TRECHO SELECIONADO:
────────────────────

primeiro turno. Em 2012, a entidade apoiou o também tucano e candidato à
prefeitura José Serra, que chegou a ser multado em R$ 2 mil pelo
Tribunal Regional Eleitoral por fazer propaganda política dentro de um
culto religioso da Bola de Neve.
A derrota
sofrida pelos tucanos nas duas eleições municipais não foi o maior baque
sofrido pela Bola de Neve em sua curta trajetória. Em 2010, o pastor
Gilson Mastrorosa acabou desligado da igreja por manter relações sexuais
com uma frequentadora, menor de idade, desde os seus 14 anos. Gilson,
na época casado com Priscila Seixas, irmã do pastor Rina, era líder da
igreja na Barra da Tijuca, Rio de Janeiro, e foi prontamente expulso
depois de uma série de escândalos envolvendo o seu nome.
Outra crítica
de pessoas que deixaram a Bola de Neve é a sua aproximação com o lado
mais radical do neopentecostalismo. Durante congressos promovidos pela
igreja com líderes de outras denominações, os membros mais próximos eram
orientados a passar por exercícios de cura espiritual, parecidos com as
sessões de descarrego. O skatista Thiago Marcone, que se formaria no
curso de líderes de célula em São Paulo, relata que a cada seis meses
era obrigado a repetir por horas frases como “eu peço perdão pelos meus
pecados”, entre outras similares, com o objetivo de ser libertado de
possessões demoníacas e malignas que poderiam estar agindo sobre ele.
Rina defende
que essas sessões eram realizadas em congressos esporádicos, organizados
pela Bola de Neve com a intenção de oferecer a chance de membros e
pastores da igreja conhecerem outras linhas neopentecostais. “A gente
procura se relacionar, fazer ponte com gente de todas as linhas
possíveis para não ficar parecido com uma seita. Mas não são esses caras
que determinam o que a gente vive”, esclarece.

────────────────────

DADOS APRESENTADOS:
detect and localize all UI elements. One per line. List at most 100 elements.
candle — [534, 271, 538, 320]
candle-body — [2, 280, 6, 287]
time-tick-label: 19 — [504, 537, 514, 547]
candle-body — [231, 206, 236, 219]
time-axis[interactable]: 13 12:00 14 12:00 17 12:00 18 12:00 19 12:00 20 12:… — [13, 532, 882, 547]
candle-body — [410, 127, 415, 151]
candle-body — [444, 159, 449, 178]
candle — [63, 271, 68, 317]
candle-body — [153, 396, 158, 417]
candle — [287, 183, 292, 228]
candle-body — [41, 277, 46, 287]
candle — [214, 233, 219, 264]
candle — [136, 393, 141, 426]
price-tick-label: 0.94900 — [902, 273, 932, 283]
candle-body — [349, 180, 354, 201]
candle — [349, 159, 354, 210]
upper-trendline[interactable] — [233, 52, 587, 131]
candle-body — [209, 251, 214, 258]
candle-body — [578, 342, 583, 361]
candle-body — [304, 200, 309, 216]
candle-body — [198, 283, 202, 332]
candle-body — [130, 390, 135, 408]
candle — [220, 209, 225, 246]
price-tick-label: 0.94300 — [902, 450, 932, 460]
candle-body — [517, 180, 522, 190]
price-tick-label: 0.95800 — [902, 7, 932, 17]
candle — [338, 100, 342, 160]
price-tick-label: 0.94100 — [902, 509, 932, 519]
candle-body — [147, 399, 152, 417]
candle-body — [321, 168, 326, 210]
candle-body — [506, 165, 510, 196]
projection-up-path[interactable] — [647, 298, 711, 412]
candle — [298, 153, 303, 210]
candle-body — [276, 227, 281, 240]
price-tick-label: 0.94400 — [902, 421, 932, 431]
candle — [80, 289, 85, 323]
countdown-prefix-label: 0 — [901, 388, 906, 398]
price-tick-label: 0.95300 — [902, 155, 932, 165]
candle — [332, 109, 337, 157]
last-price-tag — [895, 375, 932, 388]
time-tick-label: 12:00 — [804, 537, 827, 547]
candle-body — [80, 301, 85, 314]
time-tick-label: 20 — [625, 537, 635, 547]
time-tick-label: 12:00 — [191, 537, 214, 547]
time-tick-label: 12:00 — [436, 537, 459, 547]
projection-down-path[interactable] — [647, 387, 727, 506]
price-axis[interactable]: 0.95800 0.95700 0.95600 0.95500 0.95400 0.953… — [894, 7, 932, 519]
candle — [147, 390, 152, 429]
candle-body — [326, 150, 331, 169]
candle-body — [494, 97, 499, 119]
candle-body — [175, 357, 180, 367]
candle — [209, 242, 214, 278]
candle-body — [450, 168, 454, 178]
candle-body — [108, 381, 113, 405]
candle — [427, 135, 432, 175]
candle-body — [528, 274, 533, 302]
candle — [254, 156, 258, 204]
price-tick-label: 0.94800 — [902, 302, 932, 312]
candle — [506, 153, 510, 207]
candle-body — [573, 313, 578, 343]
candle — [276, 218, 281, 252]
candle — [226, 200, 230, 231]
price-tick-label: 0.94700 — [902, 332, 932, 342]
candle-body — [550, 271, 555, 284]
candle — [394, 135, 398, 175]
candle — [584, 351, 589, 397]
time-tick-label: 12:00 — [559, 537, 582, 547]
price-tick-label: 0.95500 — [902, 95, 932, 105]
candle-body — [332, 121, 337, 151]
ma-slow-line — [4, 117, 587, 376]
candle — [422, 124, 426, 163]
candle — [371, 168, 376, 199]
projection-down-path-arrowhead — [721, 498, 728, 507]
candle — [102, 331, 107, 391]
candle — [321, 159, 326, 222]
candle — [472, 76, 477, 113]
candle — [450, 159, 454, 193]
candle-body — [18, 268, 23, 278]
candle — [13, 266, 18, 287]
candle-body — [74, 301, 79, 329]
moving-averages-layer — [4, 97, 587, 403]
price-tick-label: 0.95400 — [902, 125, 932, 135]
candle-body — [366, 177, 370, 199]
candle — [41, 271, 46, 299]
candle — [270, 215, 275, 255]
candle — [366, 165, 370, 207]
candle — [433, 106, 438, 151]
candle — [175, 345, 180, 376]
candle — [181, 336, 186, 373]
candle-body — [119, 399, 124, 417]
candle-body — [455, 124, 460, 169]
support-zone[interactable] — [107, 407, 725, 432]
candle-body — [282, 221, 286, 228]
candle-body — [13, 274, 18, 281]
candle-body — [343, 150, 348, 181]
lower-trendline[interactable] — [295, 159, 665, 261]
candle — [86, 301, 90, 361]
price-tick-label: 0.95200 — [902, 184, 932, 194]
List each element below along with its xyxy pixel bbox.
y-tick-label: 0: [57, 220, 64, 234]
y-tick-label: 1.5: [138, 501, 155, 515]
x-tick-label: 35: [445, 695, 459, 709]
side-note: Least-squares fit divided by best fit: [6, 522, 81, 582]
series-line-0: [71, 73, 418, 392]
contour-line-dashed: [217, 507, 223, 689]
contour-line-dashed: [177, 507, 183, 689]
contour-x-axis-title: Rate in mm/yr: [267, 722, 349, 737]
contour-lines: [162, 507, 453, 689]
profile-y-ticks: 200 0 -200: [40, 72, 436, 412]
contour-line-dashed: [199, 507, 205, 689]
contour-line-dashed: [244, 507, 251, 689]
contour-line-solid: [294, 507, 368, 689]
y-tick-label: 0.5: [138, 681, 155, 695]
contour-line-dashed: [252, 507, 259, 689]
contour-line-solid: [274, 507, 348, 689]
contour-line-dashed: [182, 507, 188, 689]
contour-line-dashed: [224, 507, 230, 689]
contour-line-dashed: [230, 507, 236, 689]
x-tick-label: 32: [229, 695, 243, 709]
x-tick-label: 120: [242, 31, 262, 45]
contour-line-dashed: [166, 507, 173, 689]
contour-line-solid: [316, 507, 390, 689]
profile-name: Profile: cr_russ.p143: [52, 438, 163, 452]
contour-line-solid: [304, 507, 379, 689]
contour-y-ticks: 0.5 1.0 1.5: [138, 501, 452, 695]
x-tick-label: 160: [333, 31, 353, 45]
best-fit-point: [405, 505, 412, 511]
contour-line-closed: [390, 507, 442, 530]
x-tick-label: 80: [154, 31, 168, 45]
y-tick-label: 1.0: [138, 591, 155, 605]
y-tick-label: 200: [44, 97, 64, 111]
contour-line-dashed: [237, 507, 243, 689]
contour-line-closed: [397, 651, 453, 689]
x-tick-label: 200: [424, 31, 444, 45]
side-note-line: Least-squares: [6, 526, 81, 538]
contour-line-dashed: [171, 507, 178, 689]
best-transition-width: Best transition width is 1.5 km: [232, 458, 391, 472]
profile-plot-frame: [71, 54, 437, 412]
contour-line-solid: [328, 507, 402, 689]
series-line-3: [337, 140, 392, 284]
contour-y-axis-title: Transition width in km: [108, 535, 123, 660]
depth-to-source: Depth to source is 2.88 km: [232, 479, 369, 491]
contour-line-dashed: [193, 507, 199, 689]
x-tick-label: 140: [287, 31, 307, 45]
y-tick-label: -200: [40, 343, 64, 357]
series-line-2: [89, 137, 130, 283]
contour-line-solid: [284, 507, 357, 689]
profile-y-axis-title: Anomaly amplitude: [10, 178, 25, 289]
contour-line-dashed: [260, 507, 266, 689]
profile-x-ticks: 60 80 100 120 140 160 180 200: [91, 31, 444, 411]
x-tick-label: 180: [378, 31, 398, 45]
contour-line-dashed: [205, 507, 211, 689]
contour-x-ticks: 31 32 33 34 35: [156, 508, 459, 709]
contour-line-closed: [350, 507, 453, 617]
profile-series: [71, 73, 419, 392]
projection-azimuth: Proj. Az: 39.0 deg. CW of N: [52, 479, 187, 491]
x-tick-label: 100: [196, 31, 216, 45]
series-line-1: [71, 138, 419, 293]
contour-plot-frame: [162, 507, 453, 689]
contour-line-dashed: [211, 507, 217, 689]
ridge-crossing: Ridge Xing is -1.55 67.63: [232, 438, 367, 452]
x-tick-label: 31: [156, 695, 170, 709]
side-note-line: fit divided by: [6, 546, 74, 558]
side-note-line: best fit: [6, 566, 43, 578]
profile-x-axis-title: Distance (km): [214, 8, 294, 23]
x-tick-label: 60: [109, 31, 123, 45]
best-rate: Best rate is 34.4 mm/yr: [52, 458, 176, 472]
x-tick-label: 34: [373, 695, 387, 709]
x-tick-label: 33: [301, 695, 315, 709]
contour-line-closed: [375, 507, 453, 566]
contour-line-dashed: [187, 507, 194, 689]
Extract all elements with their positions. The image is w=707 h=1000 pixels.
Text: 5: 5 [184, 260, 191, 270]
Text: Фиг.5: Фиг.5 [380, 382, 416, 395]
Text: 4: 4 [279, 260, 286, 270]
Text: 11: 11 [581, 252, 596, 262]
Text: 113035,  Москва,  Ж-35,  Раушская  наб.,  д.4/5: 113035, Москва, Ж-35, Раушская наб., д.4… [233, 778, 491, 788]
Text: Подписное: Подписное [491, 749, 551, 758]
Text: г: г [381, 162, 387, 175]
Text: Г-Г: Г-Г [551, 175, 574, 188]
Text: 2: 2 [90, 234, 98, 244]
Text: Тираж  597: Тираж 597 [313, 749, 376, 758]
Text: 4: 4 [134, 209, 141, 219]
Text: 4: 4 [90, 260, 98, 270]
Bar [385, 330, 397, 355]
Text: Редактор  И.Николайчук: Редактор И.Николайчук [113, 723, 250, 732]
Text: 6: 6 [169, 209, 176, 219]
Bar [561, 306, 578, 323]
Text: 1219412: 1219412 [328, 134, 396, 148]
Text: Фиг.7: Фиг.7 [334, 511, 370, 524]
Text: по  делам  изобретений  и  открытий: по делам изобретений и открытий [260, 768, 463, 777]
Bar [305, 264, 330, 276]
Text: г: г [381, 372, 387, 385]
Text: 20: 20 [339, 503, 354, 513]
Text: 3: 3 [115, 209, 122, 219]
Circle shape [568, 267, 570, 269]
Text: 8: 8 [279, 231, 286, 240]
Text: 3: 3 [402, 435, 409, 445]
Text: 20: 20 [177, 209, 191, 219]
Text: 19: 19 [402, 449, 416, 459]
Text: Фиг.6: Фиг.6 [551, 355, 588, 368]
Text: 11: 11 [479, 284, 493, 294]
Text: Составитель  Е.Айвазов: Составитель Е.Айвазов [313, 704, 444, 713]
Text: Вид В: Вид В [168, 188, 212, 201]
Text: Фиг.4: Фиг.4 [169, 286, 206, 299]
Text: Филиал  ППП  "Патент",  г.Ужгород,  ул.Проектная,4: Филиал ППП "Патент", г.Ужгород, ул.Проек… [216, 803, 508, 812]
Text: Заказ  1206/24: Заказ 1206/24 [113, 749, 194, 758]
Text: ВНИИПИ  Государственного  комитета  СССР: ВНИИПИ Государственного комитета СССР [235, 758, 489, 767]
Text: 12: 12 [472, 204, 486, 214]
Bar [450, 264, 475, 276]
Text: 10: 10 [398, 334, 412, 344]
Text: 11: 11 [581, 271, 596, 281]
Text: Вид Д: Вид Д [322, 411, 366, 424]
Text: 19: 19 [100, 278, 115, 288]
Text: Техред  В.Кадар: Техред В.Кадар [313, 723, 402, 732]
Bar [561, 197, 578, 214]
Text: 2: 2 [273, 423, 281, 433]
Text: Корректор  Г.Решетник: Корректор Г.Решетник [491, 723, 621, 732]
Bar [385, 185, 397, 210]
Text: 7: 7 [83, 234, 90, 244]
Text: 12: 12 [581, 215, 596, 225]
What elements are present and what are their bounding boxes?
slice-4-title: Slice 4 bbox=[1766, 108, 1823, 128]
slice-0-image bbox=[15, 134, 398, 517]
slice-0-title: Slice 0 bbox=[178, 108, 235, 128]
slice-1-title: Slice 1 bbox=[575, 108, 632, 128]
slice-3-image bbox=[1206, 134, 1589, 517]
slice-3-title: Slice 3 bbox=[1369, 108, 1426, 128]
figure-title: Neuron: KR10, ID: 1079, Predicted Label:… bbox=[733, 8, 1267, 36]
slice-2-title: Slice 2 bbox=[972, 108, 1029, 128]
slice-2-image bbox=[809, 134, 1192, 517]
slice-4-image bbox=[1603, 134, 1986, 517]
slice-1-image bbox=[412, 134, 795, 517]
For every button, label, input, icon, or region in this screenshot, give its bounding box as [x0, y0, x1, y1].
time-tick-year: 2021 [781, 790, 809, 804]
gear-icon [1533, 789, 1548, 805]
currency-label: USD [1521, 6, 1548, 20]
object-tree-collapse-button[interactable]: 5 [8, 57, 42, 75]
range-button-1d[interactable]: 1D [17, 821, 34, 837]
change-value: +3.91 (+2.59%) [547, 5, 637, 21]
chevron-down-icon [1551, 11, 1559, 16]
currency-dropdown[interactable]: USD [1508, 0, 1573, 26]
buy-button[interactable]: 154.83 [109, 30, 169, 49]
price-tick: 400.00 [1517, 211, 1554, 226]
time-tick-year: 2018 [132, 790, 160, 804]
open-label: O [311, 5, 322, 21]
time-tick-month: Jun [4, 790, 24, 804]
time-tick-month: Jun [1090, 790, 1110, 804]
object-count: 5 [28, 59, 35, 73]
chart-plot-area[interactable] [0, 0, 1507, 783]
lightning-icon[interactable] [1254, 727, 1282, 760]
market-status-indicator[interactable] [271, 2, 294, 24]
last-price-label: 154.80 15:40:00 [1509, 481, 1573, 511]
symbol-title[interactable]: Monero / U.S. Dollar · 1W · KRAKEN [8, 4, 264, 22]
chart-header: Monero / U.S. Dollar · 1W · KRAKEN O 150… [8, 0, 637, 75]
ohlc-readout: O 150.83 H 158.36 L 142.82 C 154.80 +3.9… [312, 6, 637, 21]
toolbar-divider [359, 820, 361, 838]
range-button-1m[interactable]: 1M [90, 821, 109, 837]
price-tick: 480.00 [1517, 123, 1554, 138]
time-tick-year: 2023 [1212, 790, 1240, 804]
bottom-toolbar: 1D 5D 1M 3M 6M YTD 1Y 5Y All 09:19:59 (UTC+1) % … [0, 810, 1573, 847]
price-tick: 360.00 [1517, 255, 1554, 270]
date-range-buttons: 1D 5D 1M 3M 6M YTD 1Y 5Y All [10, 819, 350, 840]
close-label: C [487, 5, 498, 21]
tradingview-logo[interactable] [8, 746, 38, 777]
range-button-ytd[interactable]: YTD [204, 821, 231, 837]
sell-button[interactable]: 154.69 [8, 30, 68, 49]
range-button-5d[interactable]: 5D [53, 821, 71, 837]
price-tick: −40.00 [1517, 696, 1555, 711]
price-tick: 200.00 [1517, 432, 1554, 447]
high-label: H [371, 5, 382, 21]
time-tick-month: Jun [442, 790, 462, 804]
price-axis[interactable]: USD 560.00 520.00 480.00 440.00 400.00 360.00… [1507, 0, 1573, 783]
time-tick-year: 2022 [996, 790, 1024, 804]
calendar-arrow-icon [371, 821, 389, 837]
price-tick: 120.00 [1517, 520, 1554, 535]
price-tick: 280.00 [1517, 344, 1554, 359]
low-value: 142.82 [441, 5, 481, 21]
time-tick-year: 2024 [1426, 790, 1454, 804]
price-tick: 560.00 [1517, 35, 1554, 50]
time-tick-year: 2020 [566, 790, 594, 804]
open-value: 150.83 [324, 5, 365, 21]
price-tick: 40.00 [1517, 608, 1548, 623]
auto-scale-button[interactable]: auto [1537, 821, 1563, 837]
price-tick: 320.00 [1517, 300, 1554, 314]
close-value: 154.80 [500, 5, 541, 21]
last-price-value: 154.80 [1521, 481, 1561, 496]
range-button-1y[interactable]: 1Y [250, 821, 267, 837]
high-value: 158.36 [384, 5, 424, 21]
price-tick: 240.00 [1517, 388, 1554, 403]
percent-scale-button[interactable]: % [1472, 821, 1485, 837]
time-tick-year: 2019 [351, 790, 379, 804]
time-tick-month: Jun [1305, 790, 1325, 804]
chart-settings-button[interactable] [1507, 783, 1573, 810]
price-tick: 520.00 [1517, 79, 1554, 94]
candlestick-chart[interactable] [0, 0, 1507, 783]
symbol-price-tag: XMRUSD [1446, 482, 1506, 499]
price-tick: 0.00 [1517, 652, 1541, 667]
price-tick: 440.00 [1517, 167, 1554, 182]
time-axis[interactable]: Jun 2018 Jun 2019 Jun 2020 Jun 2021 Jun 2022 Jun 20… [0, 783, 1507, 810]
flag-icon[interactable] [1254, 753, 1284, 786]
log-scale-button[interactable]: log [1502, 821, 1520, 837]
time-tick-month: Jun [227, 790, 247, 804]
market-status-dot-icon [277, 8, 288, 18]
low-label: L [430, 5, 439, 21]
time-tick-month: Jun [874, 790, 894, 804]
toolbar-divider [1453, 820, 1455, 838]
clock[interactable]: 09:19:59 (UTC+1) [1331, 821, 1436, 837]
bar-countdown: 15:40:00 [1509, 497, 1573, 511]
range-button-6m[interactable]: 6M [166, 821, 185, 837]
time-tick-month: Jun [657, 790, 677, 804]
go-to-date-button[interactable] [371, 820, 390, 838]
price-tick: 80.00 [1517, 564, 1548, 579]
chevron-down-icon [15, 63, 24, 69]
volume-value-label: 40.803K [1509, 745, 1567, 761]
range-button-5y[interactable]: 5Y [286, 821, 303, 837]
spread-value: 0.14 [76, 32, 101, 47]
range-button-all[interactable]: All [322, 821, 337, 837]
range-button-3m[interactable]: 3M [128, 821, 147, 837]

────────────────────

EXPLORE O MATERIAL:
• A. Segundo o texto sobre a igreja Bola de Neve, qual foi o valor da multa aplicada a José Serra pelo Tribunal Regional Eleitoral?
• B. Prossiga com a redação do texto sobre a igreja Bola de Neve a partir de sua última frase.

RESPOSTAS DO EXERCÍCIO:
• A. R$ 2 mil.

• B.
Para uma turma
de surfistas que ainda resiste na Bola de Neve, a igreja tem sido muito
mais uma solução do que um problema. Ailton da Silva, por exemplo,
superarou problemas como drogas e violência depois de passar a
frequentar os cultos da igreja. Ex-segurança de eventos como o WQS do
Guarujá, Ailton da Silva, 43, “aceitou Jesus” há cinco anos em
Florianópolis. Antes, local do canal 1 de Santos, chegou a roubar e
expulsava a socos quem ousasse rabear sua onda no Quebra-Mar. Diz ter
aprendido a amar e a pedir perdão na igreja e afirma ter mudado de vida.
Bem mais
conhecido, Gabriel Medina começou a frequentar recentemente a unidade da
Bola de Neve em Boiçucanga, litoral norte de São Paulo. O top do WCT
tem até aulas de ukulele – tradicional instrumento havaiano de cordas –
com André Catalau, o ex-líder da banda de rock Golpe de Estado e hoje
pastor da unidade que ainda tem o veterano Wagner Pupo, pai do top
Miguel Pupo, como diácono. Longe dos templos luxuosos e ostensivos que
caracterizam a Bola de Neve em lugares como São Paulo, Santos, Curitiba,
Porto Alegre e Belo Horizonte, a filial de Boiçucanga ainda preserva as
mesmas características do início da igreja que ajudaram a atrair
surfistas e esportistas radicais. Um espaço sem pomposidades, localizado
em uma comunidade extremamente carente e administrado por um líder que
procura falar a linguagem dos surfistas.
André Catalau,
54, que já abriu show para o Deep Purple no Olympia em 1988, talvez seja
o maior exemplo de superação dentro da Bola de Neve. Perdeu a irmã de
overdose, o irmão de cirrose e por muito pouco também não morreu pelos
excessos no álcool e na heroína. Conheceu a igreja através das clínicas
de recuperação pelas quais passou. A convite de Rina, aceitou ser pastor
e comandar a unidade de Boiçucanga e hoje adotou o discurso da igreja.
“Quando comecei a ler o evangelho, queria mostrar o quanto aqueles caras
eram fanáticos e bitolados. Queria provar que Jesus era um playboy. Fui
encostar ele no corner e acabei nocauteado. A partir daí, parei de usar
drogas, não me pergunte como”, conta o ex-vocalista, que possui a
tatuagem “Jesus é o messias” no braço.
Assim como a
maioria das igrejas evangélicas, a Bola de Neve é criticada – muitas
vezes justificadamente – por ter um foco demasiado em crescimento
financeiro, sem pagar impostos ou divulgar seus ganhos. Por outro lado, é
inegável que a igreja trouxe benefícios a muitas pessoas que antes não
identificavam-se com nenhum tipo de organização religiosa.
Mas até que
ponto é justificável uma religião que não representa todos os surfistas,
nem suas ideologias, associar sua imagem ao estilo de vida do surf?